## Set exercise:
All of the data that follows should be retyped exactly, please, except the pictures.

## Rows from a dataset:
* begin *

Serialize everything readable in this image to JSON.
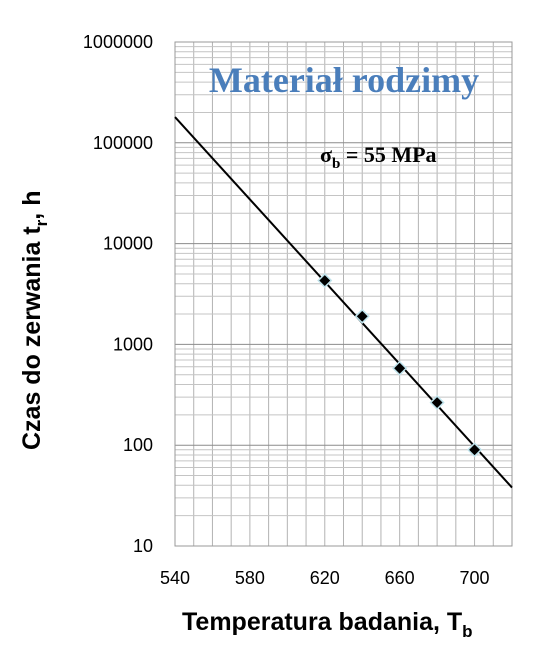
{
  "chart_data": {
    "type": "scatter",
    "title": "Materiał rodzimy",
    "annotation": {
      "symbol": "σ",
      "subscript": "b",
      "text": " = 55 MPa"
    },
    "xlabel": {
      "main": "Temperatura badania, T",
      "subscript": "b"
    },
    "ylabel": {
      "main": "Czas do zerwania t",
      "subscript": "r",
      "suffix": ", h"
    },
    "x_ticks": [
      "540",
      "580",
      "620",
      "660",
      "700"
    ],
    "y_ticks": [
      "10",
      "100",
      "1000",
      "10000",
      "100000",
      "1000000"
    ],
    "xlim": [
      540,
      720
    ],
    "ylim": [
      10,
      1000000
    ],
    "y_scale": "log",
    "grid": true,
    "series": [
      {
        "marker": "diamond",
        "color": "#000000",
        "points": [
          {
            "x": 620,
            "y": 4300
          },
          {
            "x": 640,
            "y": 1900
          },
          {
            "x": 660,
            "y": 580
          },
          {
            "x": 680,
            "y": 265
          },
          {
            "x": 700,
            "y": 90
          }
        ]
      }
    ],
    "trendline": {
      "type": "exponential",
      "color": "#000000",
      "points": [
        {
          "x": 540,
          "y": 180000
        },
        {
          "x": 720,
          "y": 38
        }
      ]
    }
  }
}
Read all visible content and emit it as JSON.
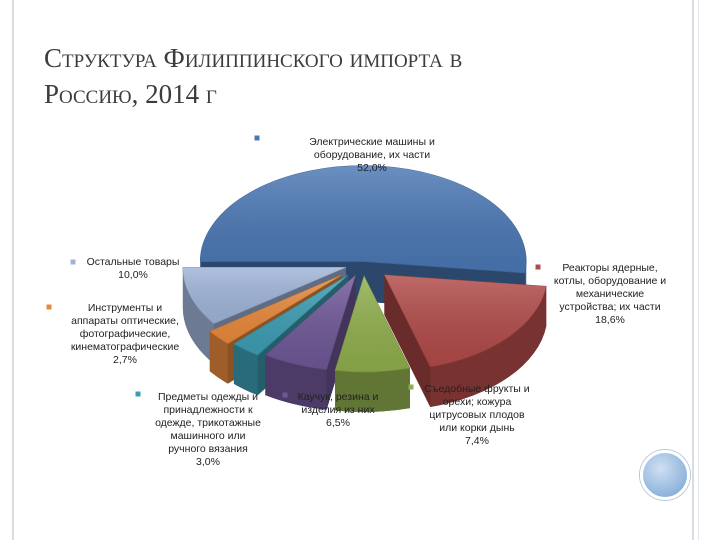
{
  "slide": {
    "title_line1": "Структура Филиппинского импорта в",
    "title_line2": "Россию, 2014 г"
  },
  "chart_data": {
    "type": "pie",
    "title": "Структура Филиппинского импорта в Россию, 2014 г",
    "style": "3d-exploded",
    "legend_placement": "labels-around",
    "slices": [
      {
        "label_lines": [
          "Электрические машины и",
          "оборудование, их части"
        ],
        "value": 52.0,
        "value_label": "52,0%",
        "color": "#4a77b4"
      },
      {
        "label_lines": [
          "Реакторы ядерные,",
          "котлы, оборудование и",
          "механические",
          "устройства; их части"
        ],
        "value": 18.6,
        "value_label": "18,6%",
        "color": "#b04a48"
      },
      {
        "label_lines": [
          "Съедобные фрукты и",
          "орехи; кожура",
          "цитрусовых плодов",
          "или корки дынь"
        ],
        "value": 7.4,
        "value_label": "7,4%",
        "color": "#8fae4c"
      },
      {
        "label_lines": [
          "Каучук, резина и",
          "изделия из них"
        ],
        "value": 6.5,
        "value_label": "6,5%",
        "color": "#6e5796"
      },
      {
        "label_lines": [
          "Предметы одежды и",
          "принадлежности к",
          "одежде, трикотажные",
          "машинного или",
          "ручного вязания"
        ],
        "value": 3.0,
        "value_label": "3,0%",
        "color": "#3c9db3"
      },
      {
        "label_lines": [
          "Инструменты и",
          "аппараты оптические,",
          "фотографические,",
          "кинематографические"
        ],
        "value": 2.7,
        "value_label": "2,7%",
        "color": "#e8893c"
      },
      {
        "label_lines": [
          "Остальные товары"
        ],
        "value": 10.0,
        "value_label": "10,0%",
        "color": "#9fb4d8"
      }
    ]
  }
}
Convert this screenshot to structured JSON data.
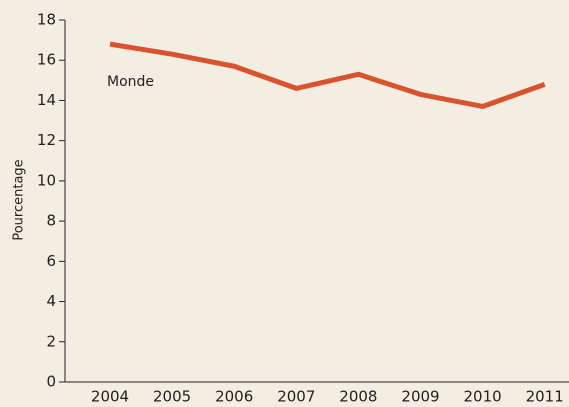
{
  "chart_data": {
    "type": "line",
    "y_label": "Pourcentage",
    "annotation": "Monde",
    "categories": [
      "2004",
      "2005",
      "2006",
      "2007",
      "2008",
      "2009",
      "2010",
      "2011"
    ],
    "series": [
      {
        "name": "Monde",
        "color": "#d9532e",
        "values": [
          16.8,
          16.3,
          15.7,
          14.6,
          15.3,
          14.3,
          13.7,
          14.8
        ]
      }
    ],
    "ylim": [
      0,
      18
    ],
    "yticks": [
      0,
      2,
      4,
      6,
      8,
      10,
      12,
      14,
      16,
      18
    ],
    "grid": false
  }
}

* end *

## Right answer:
Serialize everything readable in this image to JSON.
{
  "chart_data": {
    "type": "scatter",
    "title": "Materiał rodzimy",
    "annotation": {
      "symbol": "σ",
      "subscript": "b",
      "text": " = 55 MPa"
    },
    "xlabel": {
      "main": "Temperatura badania, T",
      "subscript": "b"
    },
    "ylabel": {
      "main": "Czas do zerwania t",
      "subscript": "r",
      "suffix": ", h"
    },
    "x_ticks": [
      "540",
      "580",
      "620",
      "660",
      "700"
    ],
    "y_ticks": [
      "10",
      "100",
      "1000",
      "10000",
      "100000",
      "1000000"
    ],
    "xlim": [
      540,
      720
    ],
    "ylim": [
      10,
      1000000
    ],
    "y_scale": "log",
    "grid": true,
    "series": [
      {
        "marker": "diamond",
        "color": "#000000",
        "points": [
          {
            "x": 620,
            "y": 4300
          },
          {
            "x": 640,
            "y": 1900
          },
          {
            "x": 660,
            "y": 580
          },
          {
            "x": 680,
            "y": 265
          },
          {
            "x": 700,
            "y": 90
          }
        ]
      }
    ],
    "trendline": {
      "type": "exponential",
      "color": "#000000",
      "points": [
        {
          "x": 540,
          "y": 180000
        },
        {
          "x": 720,
          "y": 38
        }
      ]
    }
  }
}
Read all visible content and emit it as JSON.
{
  "slide": {
    "title_line1": "Структура Филиппинского импорта в",
    "title_line2": "Россию, 2014 г"
  },
  "chart_data": {
    "type": "pie",
    "title": "Структура Филиппинского импорта в Россию, 2014 г",
    "style": "3d-exploded",
    "legend_placement": "labels-around",
    "slices": [
      {
        "label_lines": [
          "Электрические машины и",
          "оборудование, их части"
        ],
        "value": 52.0,
        "value_label": "52,0%",
        "color": "#4a77b4"
      },
      {
        "label_lines": [
          "Реакторы ядерные,",
          "котлы, оборудование и",
          "механические",
          "устройства; их части"
        ],
        "value": 18.6,
        "value_label": "18,6%",
        "color": "#b04a48"
      },
      {
        "label_lines": [
          "Съедобные фрукты и",
          "орехи; кожура",
          "цитрусовых плодов",
          "или корки дынь"
        ],
        "value": 7.4,
        "value_label": "7,4%",
        "color": "#8fae4c"
      },
      {
        "label_lines": [
          "Каучук, резина и",
          "изделия из них"
        ],
        "value": 6.5,
        "value_label": "6,5%",
        "color": "#6e5796"
      },
      {
        "label_lines": [
          "Предметы одежды и",
          "принадлежности к",
          "одежде, трикотажные",
          "машинного или",
          "ручного вязания"
        ],
        "value": 3.0,
        "value_label": "3,0%",
        "color": "#3c9db3"
      },
      {
        "label_lines": [
          "Инструменты и",
          "аппараты оптические,",
          "фотографические,",
          "кинематографические"
        ],
        "value": 2.7,
        "value_label": "2,7%",
        "color": "#e8893c"
      },
      {
        "label_lines": [
          "Остальные товары"
        ],
        "value": 10.0,
        "value_label": "10,0%",
        "color": "#9fb4d8"
      }
    ]
  }
}
Convert this screenshot to structured JSON data.
{
  "chart_data": {
    "type": "line",
    "y_label": "Pourcentage",
    "annotation": "Monde",
    "categories": [
      "2004",
      "2005",
      "2006",
      "2007",
      "2008",
      "2009",
      "2010",
      "2011"
    ],
    "series": [
      {
        "name": "Monde",
        "color": "#d9532e",
        "values": [
          16.8,
          16.3,
          15.7,
          14.6,
          15.3,
          14.3,
          13.7,
          14.8
        ]
      }
    ],
    "ylim": [
      0,
      18
    ],
    "yticks": [
      0,
      2,
      4,
      6,
      8,
      10,
      12,
      14,
      16,
      18
    ],
    "grid": false
  }
}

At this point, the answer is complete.